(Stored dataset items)
^^^^^^^^

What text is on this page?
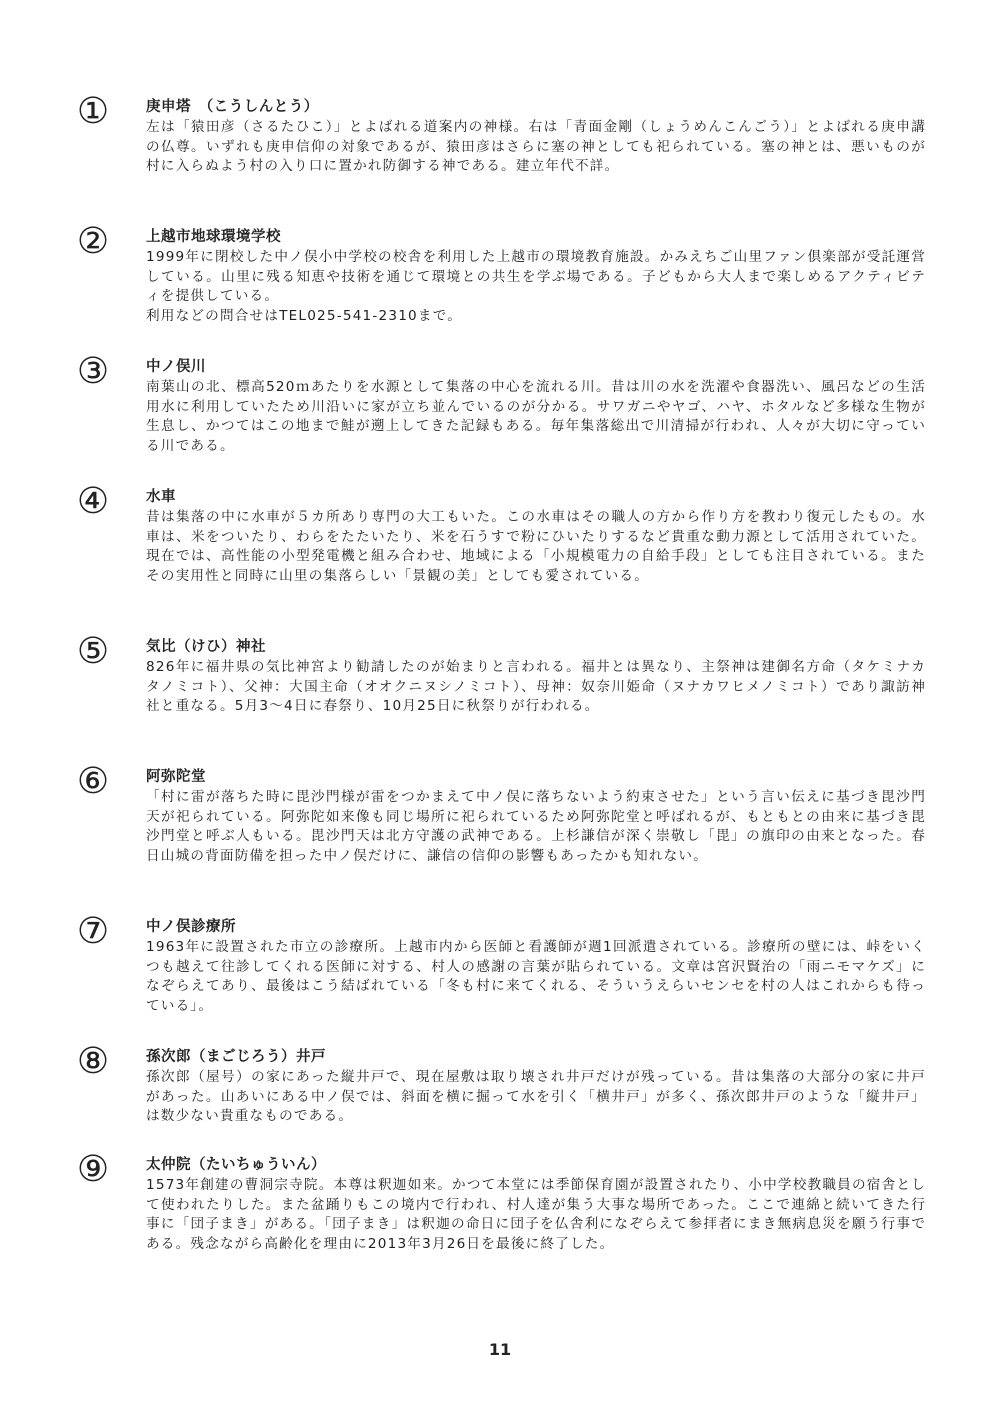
①	庚申塔　（こうしんとう）

左は「猿田彦（さるたひこ）」とよばれる道案内の神様。右は「青面金剛（しょうめんこんごう）」とよばれる庚申講の仏尊。いずれも庚申信仰の対象であるが、猿田彦はさらに塞の神としても祀られている。塞の神とは、悪いものが村に入らぬよう村の入り口に置かれ防御する神である。建立年代不詳。

②	上越市地球環境学校

1999年に閉校した中ノ俣小中学校の校舎を利用した上越市の環境教育施設。かみえちご山里ファン倶楽部が受託運営している。山里に残る知恵や技術を通じて環境との共生を学ぶ場である。子どもから大人まで楽しめるアクティビティを提供している。

利用などの問合せはTEL025-541-2310まで。

③	中ノ俣川

南葉山の北、標高520ｍあたりを水源として集落の中心を流れる川。昔は川の水を洗濯や食器洗い、風呂などの生活用水に利用していたため川沿いに家が立ち並んでいるのが分かる。サワガニやヤゴ、ハヤ、ホタルなど多様な生物が生息し、かつてはこの地まで鮭が遡上してきた記録もある。毎年集落総出で川清掃が行われ、人々が大切に守っている川である。

④	水車

昔は集落の中に水車が５カ所あり専門の大工もいた。この水車はその職人の方から作り方を教わり復元したもの。水車は、米をついたり、わらをたたいたり、米を石うすで粉にひいたりするなど貴重な動力源として活用されていた。現在では、高性能の小型発電機と組み合わせ、地域による「小規模電力の自給手段」としても注目されている。またその実用性と同時に山里の集落らしい「景観の美」としても愛されている。

⑤	気比（けひ）神社

826年に福井県の気比神宮より勧請したのが始まりと言われる。福井とは異なり、主祭神は建御名方命（タケミナカタノミコト）、父神：大国主命（オオクニヌシノミコト）、母神：奴奈川姫命（ヌナカワヒメノミコト）であり諏訪神社と重なる。5月3～4日に春祭り、10月25日に秋祭りが行われる。

⑥	阿弥陀堂

「村に雷が落ちた時に毘沙門様が雷をつかまえて中ノ俣に落ちないよう約束させた」という言い伝えに基づき毘沙門天が祀られている。阿弥陀如来像も同じ場所に祀られているため阿弥陀堂と呼ばれるが、もともとの由来に基づき毘沙門堂と呼ぶ人もいる。毘沙門天は北方守護の武神である。上杉謙信が深く崇敬し「毘」の旗印の由来となった。春日山城の背面防備を担った中ノ俣だけに、謙信の信仰の影響もあったかも知れない。

⑦	中ノ俣診療所

1963年に設置された市立の診療所。上越市内から医師と看護師が週1回派遣されている。診療所の壁には、峠をいくつも越えて往診してくれる医師に対する、村人の感謝の言葉が貼られている。文章は宮沢賢治の「雨ニモマケズ」になぞらえてあり、最後はこう結ばれている「冬も村に来てくれる、そういうえらいセンセを村の人はこれからも待っている」。

⑧	孫次郎（まごじろう）井戸

孫次郎（屋号）の家にあった縦井戸で、現在屋敷は取り壊され井戸だけが残っている。昔は集落の大部分の家に井戸があった。山あいにある中ノ俣では、斜面を横に掘って水を引く「横井戸」が多く、孫次郎井戸のような「縦井戸」は数少ない貴重なものである。

⑨	太仲院（たいちゅういん）

1573年創建の曹洞宗寺院。本尊は釈迦如来。かつて本堂には季節保育園が設置されたり、小中学校教職員の宿舎として使われたりした。また盆踊りもこの境内で行われ、村人達が集う大事な場所であった。ここで連綿と続いてきた行事に「団子まき」がある。「団子まき」は釈迦の命日に団子を仏舎利になぞらえて参拝者にまき無病息災を願う行事である。残念ながら高齢化を理由に2013年3月26日を最後に終了した。

11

^^^^^^^^

Your task is to reproduce all of the material exactly. The pictures stay out.

### FINAL ANSWER
What text is on this page?
①	庚申塔　（こうしんとう）

左は「猿田彦（さるたひこ）」とよばれる道案内の神様。右は「青面金剛（しょうめんこんごう）」とよばれる庚申講の仏尊。いずれも庚申信仰の対象であるが、猿田彦はさらに塞の神としても祀られている。塞の神とは、悪いものが村に入らぬよう村の入り口に置かれ防御する神である。建立年代不詳。

②	上越市地球環境学校

1999年に閉校した中ノ俣小中学校の校舎を利用した上越市の環境教育施設。かみえちご山里ファン倶楽部が受託運営している。山里に残る知恵や技術を通じて環境との共生を学ぶ場である。子どもから大人まで楽しめるアクティビティを提供している。

利用などの問合せはTEL025-541-2310まで。

③	中ノ俣川

南葉山の北、標高520ｍあたりを水源として集落の中心を流れる川。昔は川の水を洗濯や食器洗い、風呂などの生活用水に利用していたため川沿いに家が立ち並んでいるのが分かる。サワガニやヤゴ、ハヤ、ホタルなど多様な生物が生息し、かつてはこの地まで鮭が遡上してきた記録もある。毎年集落総出で川清掃が行われ、人々が大切に守っている川である。

④	水車

昔は集落の中に水車が５カ所あり専門の大工もいた。この水車はその職人の方から作り方を教わり復元したもの。水車は、米をついたり、わらをたたいたり、米を石うすで粉にひいたりするなど貴重な動力源として活用されていた。現在では、高性能の小型発電機と組み合わせ、地域による「小規模電力の自給手段」としても注目されている。またその実用性と同時に山里の集落らしい「景観の美」としても愛されている。

⑤	気比（けひ）神社

826年に福井県の気比神宮より勧請したのが始まりと言われる。福井とは異なり、主祭神は建御名方命（タケミナカタノミコト）、父神：大国主命（オオクニヌシノミコト）、母神：奴奈川姫命（ヌナカワヒメノミコト）であり諏訪神社と重なる。5月3～4日に春祭り、10月25日に秋祭りが行われる。

⑥	阿弥陀堂

「村に雷が落ちた時に毘沙門様が雷をつかまえて中ノ俣に落ちないよう約束させた」という言い伝えに基づき毘沙門天が祀られている。阿弥陀如来像も同じ場所に祀られているため阿弥陀堂と呼ばれるが、もともとの由来に基づき毘沙門堂と呼ぶ人もいる。毘沙門天は北方守護の武神である。上杉謙信が深く崇敬し「毘」の旗印の由来となった。春日山城の背面防備を担った中ノ俣だけに、謙信の信仰の影響もあったかも知れない。

⑦	中ノ俣診療所

1963年に設置された市立の診療所。上越市内から医師と看護師が週1回派遣されている。診療所の壁には、峠をいくつも越えて往診してくれる医師に対する、村人の感謝の言葉が貼られている。文章は宮沢賢治の「雨ニモマケズ」になぞらえてあり、最後はこう結ばれている「冬も村に来てくれる、そういうえらいセンセを村の人はこれからも待っている」。

⑧	孫次郎（まごじろう）井戸

孫次郎（屋号）の家にあった縦井戸で、現在屋敷は取り壊され井戸だけが残っている。昔は集落の大部分の家に井戸があった。山あいにある中ノ俣では、斜面を横に掘って水を引く「横井戸」が多く、孫次郎井戸のような「縦井戸」は数少ない貴重なものである。

⑨	太仲院（たいちゅういん）

1573年創建の曹洞宗寺院。本尊は釈迦如来。かつて本堂には季節保育園が設置されたり、小中学校教職員の宿舎として使われたりした。また盆踊りもこの境内で行われ、村人達が集う大事な場所であった。ここで連綿と続いてきた行事に「団子まき」がある。「団子まき」は釈迦の命日に団子を仏舎利になぞらえて参拝者にまき無病息災を願う行事である。残念ながら高齢化を理由に2013年3月26日を最後に終了した。

11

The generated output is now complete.